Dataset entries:
+ + +

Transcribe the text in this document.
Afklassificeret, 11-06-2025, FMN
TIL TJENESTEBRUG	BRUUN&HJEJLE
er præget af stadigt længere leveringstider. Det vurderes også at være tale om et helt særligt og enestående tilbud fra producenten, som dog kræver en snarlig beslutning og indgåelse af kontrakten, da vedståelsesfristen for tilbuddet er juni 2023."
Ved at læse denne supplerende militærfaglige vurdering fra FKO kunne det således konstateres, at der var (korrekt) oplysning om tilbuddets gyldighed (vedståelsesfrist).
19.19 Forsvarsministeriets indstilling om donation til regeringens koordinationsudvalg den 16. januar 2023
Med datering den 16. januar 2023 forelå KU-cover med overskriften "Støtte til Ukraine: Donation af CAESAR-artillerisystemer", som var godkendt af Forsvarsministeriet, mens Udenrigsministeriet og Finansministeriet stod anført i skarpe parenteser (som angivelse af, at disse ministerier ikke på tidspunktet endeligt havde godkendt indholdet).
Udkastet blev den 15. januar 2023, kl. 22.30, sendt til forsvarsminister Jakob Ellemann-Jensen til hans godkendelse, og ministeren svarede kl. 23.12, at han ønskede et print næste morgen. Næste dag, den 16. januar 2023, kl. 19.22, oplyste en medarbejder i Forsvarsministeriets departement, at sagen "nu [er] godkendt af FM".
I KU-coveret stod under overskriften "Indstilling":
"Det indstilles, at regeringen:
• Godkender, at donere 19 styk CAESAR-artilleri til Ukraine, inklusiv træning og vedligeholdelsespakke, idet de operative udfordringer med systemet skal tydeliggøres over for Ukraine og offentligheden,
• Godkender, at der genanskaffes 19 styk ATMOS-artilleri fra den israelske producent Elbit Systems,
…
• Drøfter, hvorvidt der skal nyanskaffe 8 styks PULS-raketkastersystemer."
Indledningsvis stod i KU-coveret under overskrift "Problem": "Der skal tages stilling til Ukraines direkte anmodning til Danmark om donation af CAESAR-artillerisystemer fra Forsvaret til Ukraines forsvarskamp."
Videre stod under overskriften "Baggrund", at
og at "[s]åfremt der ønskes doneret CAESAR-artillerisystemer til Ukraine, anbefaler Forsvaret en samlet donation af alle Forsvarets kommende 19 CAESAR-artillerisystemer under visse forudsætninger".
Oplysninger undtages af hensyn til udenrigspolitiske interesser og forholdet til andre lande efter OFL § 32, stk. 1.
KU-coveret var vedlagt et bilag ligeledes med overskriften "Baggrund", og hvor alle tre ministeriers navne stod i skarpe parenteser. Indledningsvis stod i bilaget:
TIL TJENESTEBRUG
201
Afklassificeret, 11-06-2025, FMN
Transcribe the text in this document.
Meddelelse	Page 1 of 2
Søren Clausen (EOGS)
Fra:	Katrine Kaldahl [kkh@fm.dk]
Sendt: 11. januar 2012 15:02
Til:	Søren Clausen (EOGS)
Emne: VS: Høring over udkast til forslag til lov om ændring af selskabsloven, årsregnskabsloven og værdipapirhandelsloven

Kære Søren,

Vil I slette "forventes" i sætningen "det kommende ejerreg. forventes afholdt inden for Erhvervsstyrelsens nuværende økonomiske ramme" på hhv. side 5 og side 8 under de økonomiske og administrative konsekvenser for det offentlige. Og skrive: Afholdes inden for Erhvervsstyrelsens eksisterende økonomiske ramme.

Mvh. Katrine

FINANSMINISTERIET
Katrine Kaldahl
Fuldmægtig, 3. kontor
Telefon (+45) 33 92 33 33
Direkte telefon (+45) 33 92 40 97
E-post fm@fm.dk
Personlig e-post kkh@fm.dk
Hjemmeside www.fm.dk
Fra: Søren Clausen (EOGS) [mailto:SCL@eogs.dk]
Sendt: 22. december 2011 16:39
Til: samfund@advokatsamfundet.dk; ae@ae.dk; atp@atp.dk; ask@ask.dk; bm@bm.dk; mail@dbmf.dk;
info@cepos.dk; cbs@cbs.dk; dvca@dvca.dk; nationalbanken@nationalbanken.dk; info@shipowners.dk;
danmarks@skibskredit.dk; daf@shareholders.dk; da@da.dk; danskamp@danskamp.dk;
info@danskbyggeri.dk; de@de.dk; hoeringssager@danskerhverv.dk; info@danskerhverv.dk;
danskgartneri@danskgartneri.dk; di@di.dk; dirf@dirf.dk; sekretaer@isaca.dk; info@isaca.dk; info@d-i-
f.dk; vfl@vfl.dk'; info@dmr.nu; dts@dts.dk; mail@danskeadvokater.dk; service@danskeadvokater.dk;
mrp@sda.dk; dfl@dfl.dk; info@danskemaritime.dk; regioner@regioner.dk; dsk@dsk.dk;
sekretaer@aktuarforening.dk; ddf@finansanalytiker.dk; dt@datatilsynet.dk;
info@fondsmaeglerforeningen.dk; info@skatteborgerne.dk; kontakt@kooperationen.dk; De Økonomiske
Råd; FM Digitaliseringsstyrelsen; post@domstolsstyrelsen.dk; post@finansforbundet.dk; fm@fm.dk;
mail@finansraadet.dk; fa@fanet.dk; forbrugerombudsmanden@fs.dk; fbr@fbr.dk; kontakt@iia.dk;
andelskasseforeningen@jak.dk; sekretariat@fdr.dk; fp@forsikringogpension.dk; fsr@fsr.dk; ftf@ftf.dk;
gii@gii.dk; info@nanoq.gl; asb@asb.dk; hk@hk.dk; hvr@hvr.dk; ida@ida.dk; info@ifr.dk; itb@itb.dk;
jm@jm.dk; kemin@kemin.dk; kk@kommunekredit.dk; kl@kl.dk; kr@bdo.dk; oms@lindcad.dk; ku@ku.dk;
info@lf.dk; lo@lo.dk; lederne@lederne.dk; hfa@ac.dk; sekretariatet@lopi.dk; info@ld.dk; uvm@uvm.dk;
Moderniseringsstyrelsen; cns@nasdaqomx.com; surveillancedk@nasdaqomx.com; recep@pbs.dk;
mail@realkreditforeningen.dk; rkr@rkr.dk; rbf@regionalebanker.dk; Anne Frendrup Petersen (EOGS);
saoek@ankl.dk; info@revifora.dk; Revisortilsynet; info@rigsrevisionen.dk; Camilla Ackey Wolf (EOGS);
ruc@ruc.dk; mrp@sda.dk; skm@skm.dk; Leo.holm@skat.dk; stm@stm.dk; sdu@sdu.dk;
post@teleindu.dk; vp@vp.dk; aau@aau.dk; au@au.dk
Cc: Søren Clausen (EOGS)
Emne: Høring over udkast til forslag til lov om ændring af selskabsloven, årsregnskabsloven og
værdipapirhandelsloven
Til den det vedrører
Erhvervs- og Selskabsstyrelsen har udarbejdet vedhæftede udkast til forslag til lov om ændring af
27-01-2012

+ + +

**AIM OF THE TASK**. Repeat all of the records above exactly as written.

**THE ANSWER**.
Transcribe the text in this document.
Afklassificeret, 11-06-2025, FMN
TIL TJENESTEBRUG	BRUUN&HJEJLE
er præget af stadigt længere leveringstider. Det vurderes også at være tale om et helt særligt og enestående tilbud fra producenten, som dog kræver en snarlig beslutning og indgåelse af kontrakten, da vedståelsesfristen for tilbuddet er juni 2023."
Ved at læse denne supplerende militærfaglige vurdering fra FKO kunne det således konstateres, at der var (korrekt) oplysning om tilbuddets gyldighed (vedståelsesfrist).
19.19 Forsvarsministeriets indstilling om donation til regeringens koordinationsudvalg den 16. januar 2023
Med datering den 16. januar 2023 forelå KU-cover med overskriften "Støtte til Ukraine: Donation af CAESAR-artillerisystemer", som var godkendt af Forsvarsministeriet, mens Udenrigsministeriet og Finansministeriet stod anført i skarpe parenteser (som angivelse af, at disse ministerier ikke på tidspunktet endeligt havde godkendt indholdet).
Udkastet blev den 15. januar 2023, kl. 22.30, sendt til forsvarsminister Jakob Ellemann-Jensen til hans godkendelse, og ministeren svarede kl. 23.12, at han ønskede et print næste morgen. Næste dag, den 16. januar 2023, kl. 19.22, oplyste en medarbejder i Forsvarsministeriets departement, at sagen "nu [er] godkendt af FM".
I KU-coveret stod under overskriften "Indstilling":
"Det indstilles, at regeringen:
• Godkender, at donere 19 styk CAESAR-artilleri til Ukraine, inklusiv træning og vedligeholdelsespakke, idet de operative udfordringer med systemet skal tydeliggøres over for Ukraine og offentligheden,
• Godkender, at der genanskaffes 19 styk ATMOS-artilleri fra den israelske producent Elbit Systems,
…
• Drøfter, hvorvidt der skal nyanskaffe 8 styks PULS-raketkastersystemer."
Indledningsvis stod i KU-coveret under overskrift "Problem": "Der skal tages stilling til Ukraines direkte anmodning til Danmark om donation af CAESAR-artillerisystemer fra Forsvaret til Ukraines forsvarskamp."
Videre stod under overskriften "Baggrund", at
og at "[s]åfremt der ønskes doneret CAESAR-artillerisystemer til Ukraine, anbefaler Forsvaret en samlet donation af alle Forsvarets kommende 19 CAESAR-artillerisystemer under visse forudsætninger".
Oplysninger undtages af hensyn til udenrigspolitiske interesser og forholdet til andre lande efter OFL § 32, stk. 1.
KU-coveret var vedlagt et bilag ligeledes med overskriften "Baggrund", og hvor alle tre ministeriers navne stod i skarpe parenteser. Indledningsvis stod i bilaget:
TIL TJENESTEBRUG
201
Afklassificeret, 11-06-2025, FMN
Transcribe the text in this document.
Meddelelse	Page 1 of 2
Søren Clausen (EOGS)
Fra:	Katrine Kaldahl [kkh@fm.dk]
Sendt: 11. januar 2012 15:02
Til:	Søren Clausen (EOGS)
Emne: VS: Høring over udkast til forslag til lov om ændring af selskabsloven, årsregnskabsloven og værdipapirhandelsloven

Kære Søren,

Vil I slette "forventes" i sætningen "det kommende ejerreg. forventes afholdt inden for Erhvervsstyrelsens nuværende økonomiske ramme" på hhv. side 5 og side 8 under de økonomiske og administrative konsekvenser for det offentlige. Og skrive: Afholdes inden for Erhvervsstyrelsens eksisterende økonomiske ramme.

Mvh. Katrine

FINANSMINISTERIET
Katrine Kaldahl
Fuldmægtig, 3. kontor
Telefon (+45) 33 92 33 33
Direkte telefon (+45) 33 92 40 97
E-post fm@fm.dk
Personlig e-post kkh@fm.dk
Hjemmeside www.fm.dk
Fra: Søren Clausen (EOGS) [mailto:SCL@eogs.dk]
Sendt: 22. december 2011 16:39
Til: samfund@advokatsamfundet.dk; ae@ae.dk; atp@atp.dk; ask@ask.dk; bm@bm.dk; mail@dbmf.dk;
info@cepos.dk; cbs@cbs.dk; dvca@dvca.dk; nationalbanken@nationalbanken.dk; info@shipowners.dk;
danmarks@skibskredit.dk; daf@shareholders.dk; da@da.dk; danskamp@danskamp.dk;
info@danskbyggeri.dk; de@de.dk; hoeringssager@danskerhverv.dk; info@danskerhverv.dk;
danskgartneri@danskgartneri.dk; di@di.dk; dirf@dirf.dk; sekretaer@isaca.dk; info@isaca.dk; info@d-i-
f.dk; vfl@vfl.dk'; info@dmr.nu; dts@dts.dk; mail@danskeadvokater.dk; service@danskeadvokater.dk;
mrp@sda.dk; dfl@dfl.dk; info@danskemaritime.dk; regioner@regioner.dk; dsk@dsk.dk;
sekretaer@aktuarforening.dk; ddf@finansanalytiker.dk; dt@datatilsynet.dk;
info@fondsmaeglerforeningen.dk; info@skatteborgerne.dk; kontakt@kooperationen.dk; De Økonomiske
Råd; FM Digitaliseringsstyrelsen; post@domstolsstyrelsen.dk; post@finansforbundet.dk; fm@fm.dk;
mail@finansraadet.dk; fa@fanet.dk; forbrugerombudsmanden@fs.dk; fbr@fbr.dk; kontakt@iia.dk;
andelskasseforeningen@jak.dk; sekretariat@fdr.dk; fp@forsikringogpension.dk; fsr@fsr.dk; ftf@ftf.dk;
gii@gii.dk; info@nanoq.gl; asb@asb.dk; hk@hk.dk; hvr@hvr.dk; ida@ida.dk; info@ifr.dk; itb@itb.dk;
jm@jm.dk; kemin@kemin.dk; kk@kommunekredit.dk; kl@kl.dk; kr@bdo.dk; oms@lindcad.dk; ku@ku.dk;
info@lf.dk; lo@lo.dk; lederne@lederne.dk; hfa@ac.dk; sekretariatet@lopi.dk; info@ld.dk; uvm@uvm.dk;
Moderniseringsstyrelsen; cns@nasdaqomx.com; surveillancedk@nasdaqomx.com; recep@pbs.dk;
mail@realkreditforeningen.dk; rkr@rkr.dk; rbf@regionalebanker.dk; Anne Frendrup Petersen (EOGS);
saoek@ankl.dk; info@revifora.dk; Revisortilsynet; info@rigsrevisionen.dk; Camilla Ackey Wolf (EOGS);
ruc@ruc.dk; mrp@sda.dk; skm@skm.dk; Leo.holm@skat.dk; stm@stm.dk; sdu@sdu.dk;
post@teleindu.dk; vp@vp.dk; aau@aau.dk; au@au.dk
Cc: Søren Clausen (EOGS)
Emne: Høring over udkast til forslag til lov om ændring af selskabsloven, årsregnskabsloven og
værdipapirhandelsloven
Til den det vedrører
Erhvervs- og Selskabsstyrelsen har udarbejdet vedhæftede udkast til forslag til lov om ændring af
27-01-2012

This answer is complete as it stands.